Saved entries »
▼

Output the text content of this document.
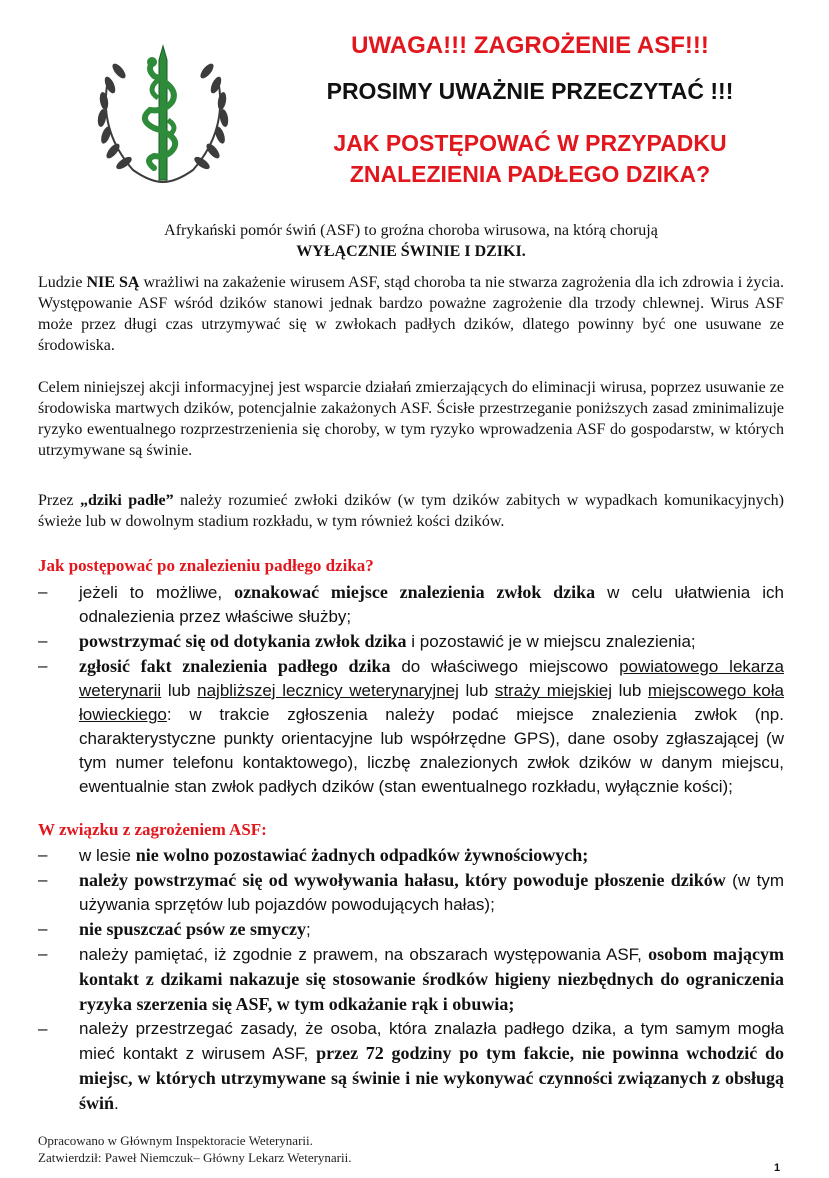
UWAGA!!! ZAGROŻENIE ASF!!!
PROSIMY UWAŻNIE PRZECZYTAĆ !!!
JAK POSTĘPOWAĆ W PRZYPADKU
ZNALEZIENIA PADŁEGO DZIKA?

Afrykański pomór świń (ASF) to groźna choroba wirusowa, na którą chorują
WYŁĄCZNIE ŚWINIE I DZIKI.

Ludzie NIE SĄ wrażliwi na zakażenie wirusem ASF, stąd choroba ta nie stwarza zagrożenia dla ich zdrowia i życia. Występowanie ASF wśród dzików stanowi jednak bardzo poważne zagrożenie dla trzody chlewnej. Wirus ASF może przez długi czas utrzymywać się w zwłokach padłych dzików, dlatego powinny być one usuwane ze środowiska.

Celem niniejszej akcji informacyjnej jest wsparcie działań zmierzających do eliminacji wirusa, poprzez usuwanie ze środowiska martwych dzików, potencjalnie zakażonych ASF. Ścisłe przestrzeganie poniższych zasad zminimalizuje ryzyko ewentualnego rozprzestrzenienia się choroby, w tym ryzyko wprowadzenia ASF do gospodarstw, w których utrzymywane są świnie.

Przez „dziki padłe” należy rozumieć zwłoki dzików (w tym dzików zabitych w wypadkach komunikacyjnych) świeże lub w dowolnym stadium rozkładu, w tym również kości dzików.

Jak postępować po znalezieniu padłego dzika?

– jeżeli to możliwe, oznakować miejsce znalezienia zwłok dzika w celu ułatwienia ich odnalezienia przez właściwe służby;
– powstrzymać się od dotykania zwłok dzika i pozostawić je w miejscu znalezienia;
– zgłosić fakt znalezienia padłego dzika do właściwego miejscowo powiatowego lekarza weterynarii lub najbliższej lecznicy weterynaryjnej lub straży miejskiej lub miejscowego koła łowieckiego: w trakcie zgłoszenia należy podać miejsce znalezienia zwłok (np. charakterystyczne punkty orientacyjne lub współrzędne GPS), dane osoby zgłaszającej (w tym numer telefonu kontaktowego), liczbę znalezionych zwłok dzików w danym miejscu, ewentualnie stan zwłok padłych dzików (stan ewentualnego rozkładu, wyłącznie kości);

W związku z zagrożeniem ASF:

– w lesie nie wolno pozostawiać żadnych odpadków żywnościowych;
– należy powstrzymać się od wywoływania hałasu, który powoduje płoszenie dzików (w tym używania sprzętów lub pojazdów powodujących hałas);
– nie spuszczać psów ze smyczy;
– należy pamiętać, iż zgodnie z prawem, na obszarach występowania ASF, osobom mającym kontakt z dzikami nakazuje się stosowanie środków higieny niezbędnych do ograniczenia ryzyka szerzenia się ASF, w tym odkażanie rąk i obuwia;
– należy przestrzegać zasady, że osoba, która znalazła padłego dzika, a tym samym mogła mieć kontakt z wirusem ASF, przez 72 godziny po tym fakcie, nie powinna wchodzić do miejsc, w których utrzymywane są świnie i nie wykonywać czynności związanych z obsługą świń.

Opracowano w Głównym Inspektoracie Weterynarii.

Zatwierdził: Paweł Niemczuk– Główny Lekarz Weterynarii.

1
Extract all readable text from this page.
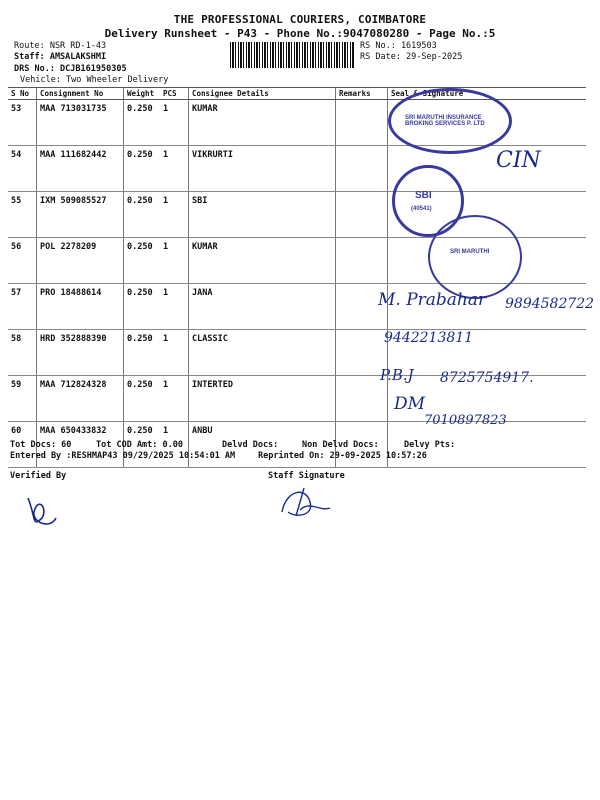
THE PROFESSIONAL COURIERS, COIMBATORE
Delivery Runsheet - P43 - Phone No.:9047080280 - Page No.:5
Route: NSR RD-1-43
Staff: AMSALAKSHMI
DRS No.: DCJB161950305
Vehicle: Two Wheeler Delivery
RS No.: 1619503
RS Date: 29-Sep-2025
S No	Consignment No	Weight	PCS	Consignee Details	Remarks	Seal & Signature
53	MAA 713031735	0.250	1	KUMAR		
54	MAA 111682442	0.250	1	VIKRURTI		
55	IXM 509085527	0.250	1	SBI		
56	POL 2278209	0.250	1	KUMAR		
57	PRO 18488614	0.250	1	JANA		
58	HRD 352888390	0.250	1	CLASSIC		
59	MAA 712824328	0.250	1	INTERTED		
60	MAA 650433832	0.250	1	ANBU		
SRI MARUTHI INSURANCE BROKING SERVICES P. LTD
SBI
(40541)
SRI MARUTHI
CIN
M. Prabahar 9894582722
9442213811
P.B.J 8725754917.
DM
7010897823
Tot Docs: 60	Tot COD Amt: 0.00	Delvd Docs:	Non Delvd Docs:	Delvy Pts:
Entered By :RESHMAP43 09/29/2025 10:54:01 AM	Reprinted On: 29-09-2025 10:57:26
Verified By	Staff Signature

▲

SET TASK » Report how many lines in the listing above include the word "MARUTHI". Give nothing but the number.

EXERCISE OUTPUT » 2